** EXTRACTED MATERIAL **

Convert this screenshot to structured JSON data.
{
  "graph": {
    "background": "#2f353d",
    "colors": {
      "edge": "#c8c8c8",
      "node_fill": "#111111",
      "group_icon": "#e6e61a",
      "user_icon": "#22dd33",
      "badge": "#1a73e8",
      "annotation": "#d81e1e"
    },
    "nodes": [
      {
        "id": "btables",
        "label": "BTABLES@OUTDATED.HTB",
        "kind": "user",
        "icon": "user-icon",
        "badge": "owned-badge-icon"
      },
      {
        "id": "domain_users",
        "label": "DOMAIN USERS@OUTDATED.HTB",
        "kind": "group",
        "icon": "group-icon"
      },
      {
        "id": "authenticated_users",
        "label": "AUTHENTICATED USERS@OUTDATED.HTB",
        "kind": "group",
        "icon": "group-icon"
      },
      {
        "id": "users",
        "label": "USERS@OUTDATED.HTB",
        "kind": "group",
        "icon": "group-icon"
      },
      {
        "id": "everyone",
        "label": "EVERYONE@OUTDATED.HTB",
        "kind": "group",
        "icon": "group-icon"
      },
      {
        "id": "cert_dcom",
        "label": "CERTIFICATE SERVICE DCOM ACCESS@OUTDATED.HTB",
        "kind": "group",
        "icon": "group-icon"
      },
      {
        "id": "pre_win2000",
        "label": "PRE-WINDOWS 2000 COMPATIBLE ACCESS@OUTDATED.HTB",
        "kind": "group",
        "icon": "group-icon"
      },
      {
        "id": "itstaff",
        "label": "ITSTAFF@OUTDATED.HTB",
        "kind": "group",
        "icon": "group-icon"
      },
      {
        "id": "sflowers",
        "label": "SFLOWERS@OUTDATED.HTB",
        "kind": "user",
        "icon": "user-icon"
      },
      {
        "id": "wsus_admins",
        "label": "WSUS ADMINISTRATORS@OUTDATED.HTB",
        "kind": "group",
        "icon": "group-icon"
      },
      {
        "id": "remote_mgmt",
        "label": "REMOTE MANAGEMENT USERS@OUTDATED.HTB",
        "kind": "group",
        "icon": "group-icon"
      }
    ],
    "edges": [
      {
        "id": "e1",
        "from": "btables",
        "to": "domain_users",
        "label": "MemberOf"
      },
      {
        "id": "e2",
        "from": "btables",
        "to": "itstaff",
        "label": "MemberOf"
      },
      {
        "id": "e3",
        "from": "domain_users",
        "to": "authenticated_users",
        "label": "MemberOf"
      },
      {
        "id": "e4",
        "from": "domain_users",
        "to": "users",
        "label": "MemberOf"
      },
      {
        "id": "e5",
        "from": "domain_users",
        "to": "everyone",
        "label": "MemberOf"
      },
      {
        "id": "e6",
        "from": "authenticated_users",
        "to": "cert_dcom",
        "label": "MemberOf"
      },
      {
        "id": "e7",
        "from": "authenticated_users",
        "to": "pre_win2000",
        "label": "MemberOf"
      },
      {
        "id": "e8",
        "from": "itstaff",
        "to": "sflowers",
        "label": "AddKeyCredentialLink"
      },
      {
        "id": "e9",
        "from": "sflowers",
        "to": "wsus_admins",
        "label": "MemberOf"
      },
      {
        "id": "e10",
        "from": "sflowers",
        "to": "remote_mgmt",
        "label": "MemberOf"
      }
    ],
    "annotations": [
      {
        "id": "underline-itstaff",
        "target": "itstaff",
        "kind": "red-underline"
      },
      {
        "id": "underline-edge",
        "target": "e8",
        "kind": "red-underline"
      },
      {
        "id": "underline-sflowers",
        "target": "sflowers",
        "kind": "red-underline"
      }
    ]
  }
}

** AIM OF THE EXERCISE **
Copy out the whole listing exactly as written.

** RESPONSE FOR THIS EXERCISE **
Convert this screenshot to structured JSON data.
{
  "graph": {
    "background": "#2f353d",
    "colors": {
      "edge": "#c8c8c8",
      "node_fill": "#111111",
      "group_icon": "#e6e61a",
      "user_icon": "#22dd33",
      "badge": "#1a73e8",
      "annotation": "#d81e1e"
    },
    "nodes": [
      {
        "id": "btables",
        "label": "BTABLES@OUTDATED.HTB",
        "kind": "user",
        "icon": "user-icon",
        "badge": "owned-badge-icon"
      },
      {
        "id": "domain_users",
        "label": "DOMAIN USERS@OUTDATED.HTB",
        "kind": "group",
        "icon": "group-icon"
      },
      {
        "id": "authenticated_users",
        "label": "AUTHENTICATED USERS@OUTDATED.HTB",
        "kind": "group",
        "icon": "group-icon"
      },
      {
        "id": "users",
        "label": "USERS@OUTDATED.HTB",
        "kind": "group",
        "icon": "group-icon"
      },
      {
        "id": "everyone",
        "label": "EVERYONE@OUTDATED.HTB",
        "kind": "group",
        "icon": "group-icon"
      },
      {
        "id": "cert_dcom",
        "label": "CERTIFICATE SERVICE DCOM ACCESS@OUTDATED.HTB",
        "kind": "group",
        "icon": "group-icon"
      },
      {
        "id": "pre_win2000",
        "label": "PRE-WINDOWS 2000 COMPATIBLE ACCESS@OUTDATED.HTB",
        "kind": "group",
        "icon": "group-icon"
      },
      {
        "id": "itstaff",
        "label": "ITSTAFF@OUTDATED.HTB",
        "kind": "group",
        "icon": "group-icon"
      },
      {
        "id": "sflowers",
        "label": "SFLOWERS@OUTDATED.HTB",
        "kind": "user",
        "icon": "user-icon"
      },
      {
        "id": "wsus_admins",
        "label": "WSUS ADMINISTRATORS@OUTDATED.HTB",
        "kind": "group",
        "icon": "group-icon"
      },
      {
        "id": "remote_mgmt",
        "label": "REMOTE MANAGEMENT USERS@OUTDATED.HTB",
        "kind": "group",
        "icon": "group-icon"
      }
    ],
    "edges": [
      {
        "id": "e1",
        "from": "btables",
        "to": "domain_users",
        "label": "MemberOf"
      },
      {
        "id": "e2",
        "from": "btables",
        "to": "itstaff",
        "label": "MemberOf"
      },
      {
        "id": "e3",
        "from": "domain_users",
        "to": "authenticated_users",
        "label": "MemberOf"
      },
      {
        "id": "e4",
        "from": "domain_users",
        "to": "users",
        "label": "MemberOf"
      },
      {
        "id": "e5",
        "from": "domain_users",
        "to": "everyone",
        "label": "MemberOf"
      },
      {
        "id": "e6",
        "from": "authenticated_users",
        "to": "cert_dcom",
        "label": "MemberOf"
      },
      {
        "id": "e7",
        "from": "authenticated_users",
        "to": "pre_win2000",
        "label": "MemberOf"
      },
      {
        "id": "e8",
        "from": "itstaff",
        "to": "sflowers",
        "label": "AddKeyCredentialLink"
      },
      {
        "id": "e9",
        "from": "sflowers",
        "to": "wsus_admins",
        "label": "MemberOf"
      },
      {
        "id": "e10",
        "from": "sflowers",
        "to": "remote_mgmt",
        "label": "MemberOf"
      }
    ],
    "annotations": [
      {
        "id": "underline-itstaff",
        "target": "itstaff",
        "kind": "red-underline"
      },
      {
        "id": "underline-edge",
        "target": "e8",
        "kind": "red-underline"
      },
      {
        "id": "underline-sflowers",
        "target": "sflowers",
        "kind": "red-underline"
      }
    ]
  }
}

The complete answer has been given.